_Work instructions:_
1. In the Milwaukee tool thread, which tool does the collision repair worker call his most used tool?
2. Copy the passage of the Milwaukee tool thread starting at "Nice collection too!" and ending at "good to go.".

_Excerpt:_
** BEGIN **

# Milwaukee Tool Equipment Discussion



## ericgautier (Apr 22, 2017)




----------



## ericgautier (Apr 22, 2017)

Milwaukee Fuel Leaf Blower review (sorta). Thumbs up!



Milwaukee M18 Switch Tank Interchangeable Sprayer System


----------



## ericgautier (Apr 22, 2017)

My collection so far


----------



## Lawnguyland (Apr 25, 2018)

Nice collection @ericgautier!

Here's my collection so far too. Gotta love Milwaukee. I also just picked up the M18 QUIK-LOK string trimmer. Can't wait to start using it.


----------



## FlowRider (Apr 7, 2019)

I've been thinking about getting an electric ratchet wrench or impact wrench. Waiting for a sale and to get a percentage off deal on one.

I am a DeWalt guy, but Milwaukee tools are top quality, too.


----------



## ericgautier (Apr 22, 2017)

Lawnguyland said:


> Nice collection @ericgautier!


Nice collection too! :thumbup:

I need their pole saw.


----------



## Shindoman (Apr 22, 2018)

I think I need another drawer. Plus I have a Trimmer, Blower and Chainsaw. Today I dropped my M12 screwdriver 10 ft onto concrete pavers. Battery pops off but good to go.


----------



## Shindoman (Apr 22, 2018)

I have an interesting fact about all these cool power tools. We worked on a home in West Vancouver 2 yrs ago. 10,000 sq ft. $20 million building cost. The homeowner (That never came around) apparently owns the company that manufacturers 60% of all the power tools in the world. Milwaukee, DeWalt etc.
He has 7 homes all around the world, all Oceanfront. One is valued at $70 mil. He's from Germany and his wife is from Saskatchewan! 
The World will always need power tools.


----------



## pennstater2005 (Jul 17, 2017)

I want the stubby impact for working on my car in tight places.


----------



## Lawnguyland (Apr 25, 2018)

pennstater2005 said:


> I want the stubby impact for working on my car in tight places.


The stubby is fantastic for auto work. It fits just about everywhere. I'm eventually going to pick up the m12 ratchet for everything else too.


----------



## FlaDave (Jul 10, 2018)

Lawnguyland said:


> pennstater2005 said:
> 
> 
> > I want the stubby impact for working on my car in tight places.
> ...


The 1/4" ratchet is my most used tool for sure. I do automotive collision repair and it it is a game changer when you have dozens of small bolts in tight spaces. I used the original ratchet for 3 years daily before it died. I recommend spending the extra $ on the fuel brushless if you can. It's got a little more torque and I suspect it will last longer.


----------



## Mathwiz (Jul 20, 2021)

Thread revival mode........

** END **

(Collection records)

** BEGIN **

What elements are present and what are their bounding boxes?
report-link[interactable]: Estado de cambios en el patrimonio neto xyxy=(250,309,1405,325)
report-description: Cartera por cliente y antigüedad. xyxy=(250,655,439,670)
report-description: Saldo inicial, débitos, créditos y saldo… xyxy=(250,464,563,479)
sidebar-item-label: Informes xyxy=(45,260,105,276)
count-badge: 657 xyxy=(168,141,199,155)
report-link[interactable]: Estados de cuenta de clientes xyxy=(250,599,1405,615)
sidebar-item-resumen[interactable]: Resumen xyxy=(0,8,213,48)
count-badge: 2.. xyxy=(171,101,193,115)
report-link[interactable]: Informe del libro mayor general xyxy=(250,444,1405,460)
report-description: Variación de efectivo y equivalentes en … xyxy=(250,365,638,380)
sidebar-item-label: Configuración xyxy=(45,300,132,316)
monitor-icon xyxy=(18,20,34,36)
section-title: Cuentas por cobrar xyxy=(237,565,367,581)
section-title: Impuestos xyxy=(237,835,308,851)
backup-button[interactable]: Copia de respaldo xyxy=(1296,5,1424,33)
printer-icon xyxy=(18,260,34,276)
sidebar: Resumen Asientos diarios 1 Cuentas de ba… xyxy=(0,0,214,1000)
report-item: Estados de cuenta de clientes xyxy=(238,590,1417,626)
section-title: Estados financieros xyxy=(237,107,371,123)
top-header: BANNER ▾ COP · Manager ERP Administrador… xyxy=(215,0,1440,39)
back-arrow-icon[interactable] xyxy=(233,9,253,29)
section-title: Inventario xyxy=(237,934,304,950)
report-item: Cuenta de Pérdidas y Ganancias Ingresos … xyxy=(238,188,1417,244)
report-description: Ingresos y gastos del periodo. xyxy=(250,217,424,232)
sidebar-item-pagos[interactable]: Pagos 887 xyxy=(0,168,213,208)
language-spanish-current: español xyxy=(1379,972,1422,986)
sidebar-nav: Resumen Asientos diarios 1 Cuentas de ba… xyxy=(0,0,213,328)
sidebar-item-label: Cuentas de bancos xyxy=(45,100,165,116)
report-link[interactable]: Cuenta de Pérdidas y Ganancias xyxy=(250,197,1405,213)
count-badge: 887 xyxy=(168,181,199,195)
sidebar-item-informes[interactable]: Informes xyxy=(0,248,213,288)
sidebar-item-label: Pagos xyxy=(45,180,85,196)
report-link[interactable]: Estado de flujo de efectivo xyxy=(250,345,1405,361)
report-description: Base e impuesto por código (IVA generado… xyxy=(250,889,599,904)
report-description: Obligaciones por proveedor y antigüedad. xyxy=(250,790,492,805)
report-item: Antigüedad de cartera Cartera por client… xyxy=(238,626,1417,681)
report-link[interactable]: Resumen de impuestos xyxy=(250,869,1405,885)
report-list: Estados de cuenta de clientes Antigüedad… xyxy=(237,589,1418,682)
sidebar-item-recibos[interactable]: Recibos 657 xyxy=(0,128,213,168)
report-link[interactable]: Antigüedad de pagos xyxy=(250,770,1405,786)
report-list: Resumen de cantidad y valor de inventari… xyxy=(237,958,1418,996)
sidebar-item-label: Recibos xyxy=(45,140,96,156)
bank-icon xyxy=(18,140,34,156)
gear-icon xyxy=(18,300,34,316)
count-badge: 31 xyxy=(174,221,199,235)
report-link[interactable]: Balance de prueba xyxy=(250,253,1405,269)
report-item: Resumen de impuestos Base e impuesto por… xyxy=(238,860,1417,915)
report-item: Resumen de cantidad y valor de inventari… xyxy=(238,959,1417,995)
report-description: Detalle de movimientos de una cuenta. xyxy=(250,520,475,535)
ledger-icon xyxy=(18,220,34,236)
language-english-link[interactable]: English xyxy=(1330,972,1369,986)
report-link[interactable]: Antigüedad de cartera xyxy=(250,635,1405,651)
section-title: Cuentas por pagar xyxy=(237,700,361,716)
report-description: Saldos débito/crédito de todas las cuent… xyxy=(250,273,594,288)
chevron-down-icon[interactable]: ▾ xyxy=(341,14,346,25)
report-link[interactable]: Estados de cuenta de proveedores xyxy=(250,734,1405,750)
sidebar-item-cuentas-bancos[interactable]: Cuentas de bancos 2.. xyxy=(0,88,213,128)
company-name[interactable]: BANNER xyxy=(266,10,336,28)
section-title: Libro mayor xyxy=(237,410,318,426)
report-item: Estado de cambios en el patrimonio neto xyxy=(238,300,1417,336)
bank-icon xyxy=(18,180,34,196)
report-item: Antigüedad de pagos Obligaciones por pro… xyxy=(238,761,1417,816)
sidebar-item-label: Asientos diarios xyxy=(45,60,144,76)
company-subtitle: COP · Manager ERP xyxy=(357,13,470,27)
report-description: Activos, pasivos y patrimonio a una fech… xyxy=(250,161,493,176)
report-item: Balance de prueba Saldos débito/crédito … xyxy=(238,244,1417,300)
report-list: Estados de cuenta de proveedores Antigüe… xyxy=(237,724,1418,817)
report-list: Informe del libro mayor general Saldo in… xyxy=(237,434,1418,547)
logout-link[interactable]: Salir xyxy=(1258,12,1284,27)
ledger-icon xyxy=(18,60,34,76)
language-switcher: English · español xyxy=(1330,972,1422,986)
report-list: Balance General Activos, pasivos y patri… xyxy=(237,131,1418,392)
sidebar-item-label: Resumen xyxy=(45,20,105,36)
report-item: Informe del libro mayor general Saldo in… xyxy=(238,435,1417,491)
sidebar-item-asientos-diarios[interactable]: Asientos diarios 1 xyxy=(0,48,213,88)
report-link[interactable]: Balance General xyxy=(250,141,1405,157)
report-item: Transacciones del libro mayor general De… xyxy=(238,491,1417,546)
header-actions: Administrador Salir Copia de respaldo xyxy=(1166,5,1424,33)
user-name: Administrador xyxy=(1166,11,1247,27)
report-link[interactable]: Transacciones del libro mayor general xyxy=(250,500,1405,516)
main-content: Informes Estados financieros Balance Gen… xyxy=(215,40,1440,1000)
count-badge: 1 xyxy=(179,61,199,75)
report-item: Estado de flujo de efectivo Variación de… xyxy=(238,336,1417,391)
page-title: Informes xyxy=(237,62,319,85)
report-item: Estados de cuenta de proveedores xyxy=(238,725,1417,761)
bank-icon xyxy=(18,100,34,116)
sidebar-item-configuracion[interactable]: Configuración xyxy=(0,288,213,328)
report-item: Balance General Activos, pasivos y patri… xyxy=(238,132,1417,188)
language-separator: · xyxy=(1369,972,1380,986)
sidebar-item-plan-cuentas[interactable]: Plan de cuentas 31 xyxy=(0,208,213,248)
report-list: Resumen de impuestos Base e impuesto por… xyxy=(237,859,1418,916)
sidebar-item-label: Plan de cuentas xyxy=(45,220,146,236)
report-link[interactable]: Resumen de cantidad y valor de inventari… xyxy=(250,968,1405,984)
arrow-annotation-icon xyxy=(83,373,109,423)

** END **

_Task-by-task solutions:_
1. The 1/4" ratchet.

2.
Nice collection too! :thumbup:

I need their pole saw.


----------



## Shindoman (Apr 22, 2018)

I think I need another drawer. Plus I have a Trimmer, Blower and Chainsaw. Today I dropped my M12 screwdriver 10 ft onto concrete pavers. Battery pops off but good to go.